** What is being asked **
In full and without alteration, repeat the material.

Items from a dataset:
** START **

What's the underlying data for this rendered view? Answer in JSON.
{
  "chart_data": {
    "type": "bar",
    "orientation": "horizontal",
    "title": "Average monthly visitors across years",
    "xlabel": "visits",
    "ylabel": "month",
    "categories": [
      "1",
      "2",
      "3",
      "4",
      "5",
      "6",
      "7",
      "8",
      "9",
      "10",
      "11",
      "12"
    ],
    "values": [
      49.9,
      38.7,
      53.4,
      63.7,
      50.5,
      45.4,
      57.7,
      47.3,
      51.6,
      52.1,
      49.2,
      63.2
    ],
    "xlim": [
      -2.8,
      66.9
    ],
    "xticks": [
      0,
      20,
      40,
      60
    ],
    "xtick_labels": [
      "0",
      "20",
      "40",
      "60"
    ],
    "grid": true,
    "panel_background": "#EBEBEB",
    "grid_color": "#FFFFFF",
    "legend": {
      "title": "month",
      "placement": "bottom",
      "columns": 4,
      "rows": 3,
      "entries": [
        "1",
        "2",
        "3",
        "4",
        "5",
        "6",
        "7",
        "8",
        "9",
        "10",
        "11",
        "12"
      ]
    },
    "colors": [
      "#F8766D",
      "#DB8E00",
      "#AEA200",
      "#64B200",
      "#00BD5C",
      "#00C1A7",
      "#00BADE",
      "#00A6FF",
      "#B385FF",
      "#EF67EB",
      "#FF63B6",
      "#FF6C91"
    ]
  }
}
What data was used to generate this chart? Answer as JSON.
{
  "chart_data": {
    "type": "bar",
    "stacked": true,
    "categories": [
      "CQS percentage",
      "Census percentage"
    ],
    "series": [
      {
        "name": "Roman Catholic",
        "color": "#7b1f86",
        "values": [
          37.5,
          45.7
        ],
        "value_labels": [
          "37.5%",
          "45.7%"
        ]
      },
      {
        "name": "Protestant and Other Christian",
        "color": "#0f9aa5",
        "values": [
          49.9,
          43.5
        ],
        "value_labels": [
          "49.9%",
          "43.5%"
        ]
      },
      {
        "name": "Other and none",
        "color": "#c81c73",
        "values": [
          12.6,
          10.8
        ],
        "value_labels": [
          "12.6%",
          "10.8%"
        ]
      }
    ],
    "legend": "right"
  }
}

** END **

** Exercise answer **
What's the underlying data for this rendered view? Answer in JSON.
{
  "chart_data": {
    "type": "bar",
    "orientation": "horizontal",
    "title": "Average monthly visitors across years",
    "xlabel": "visits",
    "ylabel": "month",
    "categories": [
      "1",
      "2",
      "3",
      "4",
      "5",
      "6",
      "7",
      "8",
      "9",
      "10",
      "11",
      "12"
    ],
    "values": [
      49.9,
      38.7,
      53.4,
      63.7,
      50.5,
      45.4,
      57.7,
      47.3,
      51.6,
      52.1,
      49.2,
      63.2
    ],
    "xlim": [
      -2.8,
      66.9
    ],
    "xticks": [
      0,
      20,
      40,
      60
    ],
    "xtick_labels": [
      "0",
      "20",
      "40",
      "60"
    ],
    "grid": true,
    "panel_background": "#EBEBEB",
    "grid_color": "#FFFFFF",
    "legend": {
      "title": "month",
      "placement": "bottom",
      "columns": 4,
      "rows": 3,
      "entries": [
        "1",
        "2",
        "3",
        "4",
        "5",
        "6",
        "7",
        "8",
        "9",
        "10",
        "11",
        "12"
      ]
    },
    "colors": [
      "#F8766D",
      "#DB8E00",
      "#AEA200",
      "#64B200",
      "#00BD5C",
      "#00C1A7",
      "#00BADE",
      "#00A6FF",
      "#B385FF",
      "#EF67EB",
      "#FF63B6",
      "#FF6C91"
    ]
  }
}
What data was used to generate this chart? Answer as JSON.
{
  "chart_data": {
    "type": "bar",
    "stacked": true,
    "categories": [
      "CQS percentage",
      "Census percentage"
    ],
    "series": [
      {
        "name": "Roman Catholic",
        "color": "#7b1f86",
        "values": [
          37.5,
          45.7
        ],
        "value_labels": [
          "37.5%",
          "45.7%"
        ]
      },
      {
        "name": "Protestant and Other Christian",
        "color": "#0f9aa5",
        "values": [
          49.9,
          43.5
        ],
        "value_labels": [
          "49.9%",
          "43.5%"
        ]
      },
      {
        "name": "Other and none",
        "color": "#c81c73",
        "values": [
          12.6,
          10.8
        ],
        "value_labels": [
          "12.6%",
          "10.8%"
        ]
      }
    ],
    "legend": "right"
  }
}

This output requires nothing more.